═════ Passage

Oh Misha, Is it so bad that I still struggle with this very fight when O. is already 7??? Have you dealt with it? Are you better? Does it get better? I sat in church Sunday and cried, it had been a long week and 2 really hard days, and I realized (again) that it's mostly me. Not her. Change my heart, Lord. Teach me. Mold me so that I can not break her. And yes, I'm overwhelmed with the feeling that I'm royally screwing this up. Made a mess, a big mess. This child is so much bigger than I can hold, contain, shape. Most days I feel like I'm trying to hold one of those large flaming gas planets. It burn my hands and slips out between my fingers, but I must hold on to keep it on course and to not fly off in into the outer reaches of the galaxy. What to do? What to do? Praying, praying, praying for wisdom, and love, more love, and understanding.

surfjams said...

══════════

- [Parts of the exercise]
**a)** According to the passage, why did the writer cry in church on Sunday?
**b)** Rewrite the passage from "Oh Misha, Is" up to and including "love, and understanding.", swapping "galaxy" for "universe".

═════ Data excerpt

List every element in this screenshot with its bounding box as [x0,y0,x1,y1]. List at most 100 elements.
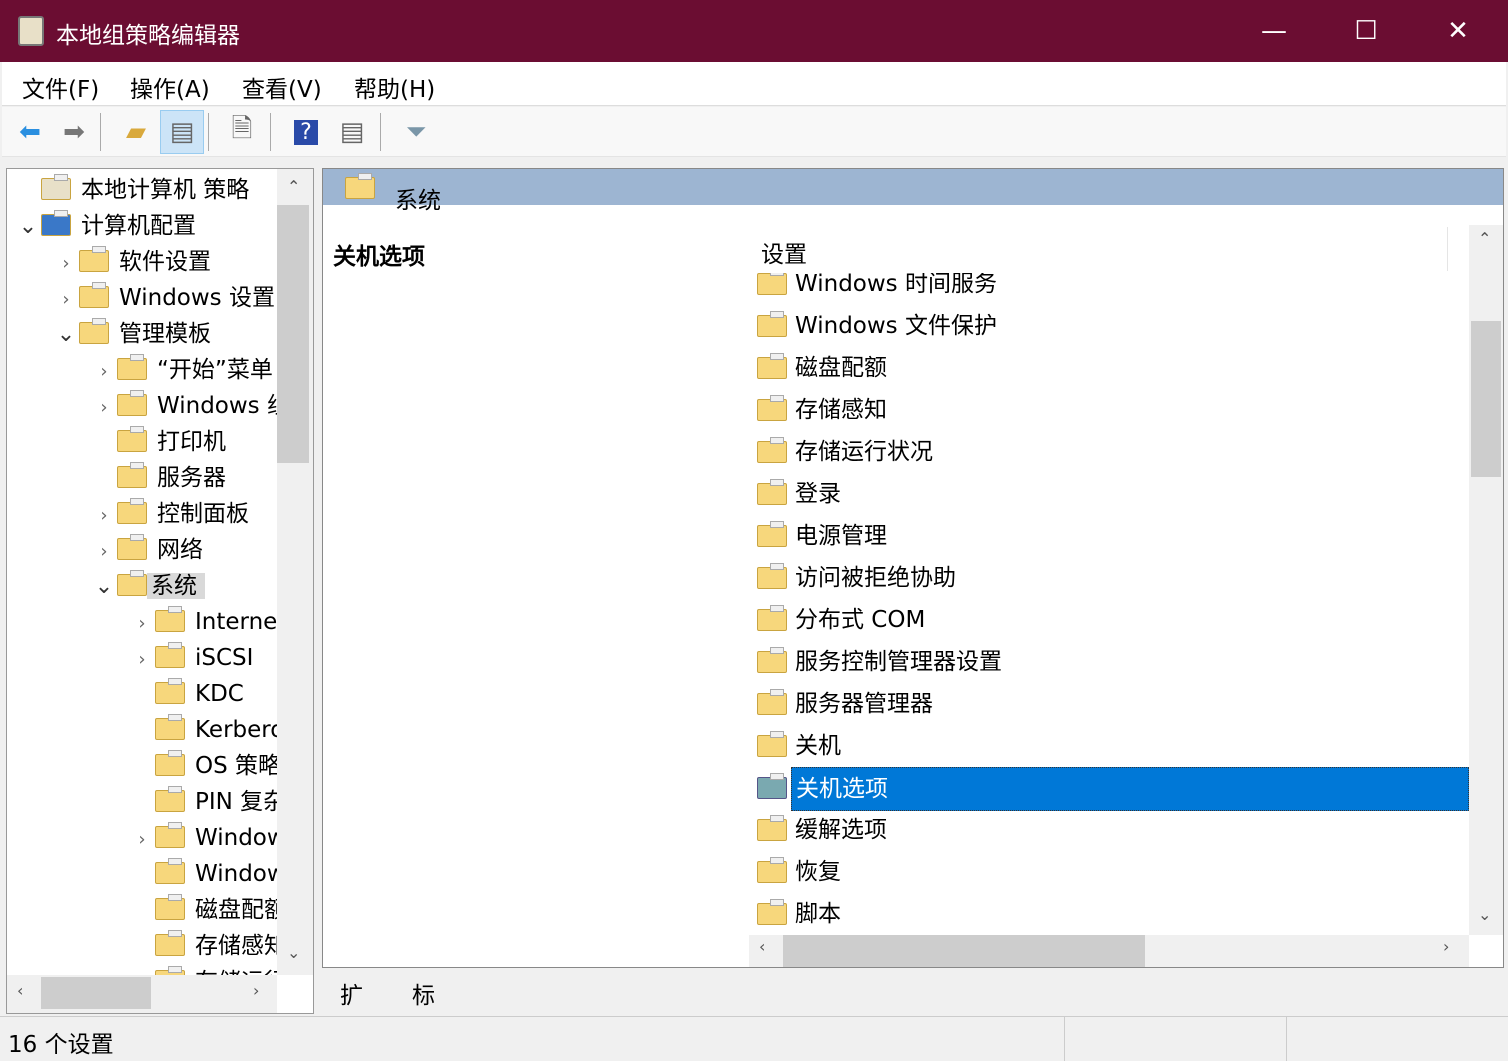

══════════

- [Worked solutions]
**a)** The writer cried because it had been a long week with two really hard days.

**b)**
Oh Misha, Is it so bad that I still struggle with this very fight when O. is already 7??? Have you dealt with it? Are you better? Does it get better? I sat in church Sunday and cried, it had been a long week and 2 really hard days, and I realized (again) that it's mostly me. Not her. Change my heart, Lord. Teach me. Mold me so that I can not break her. And yes, I'm overwhelmed with the feeling that I'm royally screwing this up. Made a mess, a big mess. This child is so much bigger than I can hold, contain, shape. Most days I feel like I'm trying to hold one of those large flaming gas planets. It burn my hands and slips out between my fingers, but I must hold on to keep it on course and to not fly off in into the outer reaches of the universe. What to do? What to do? Praying, praying, praying for wisdom, and love, more love, and understanding.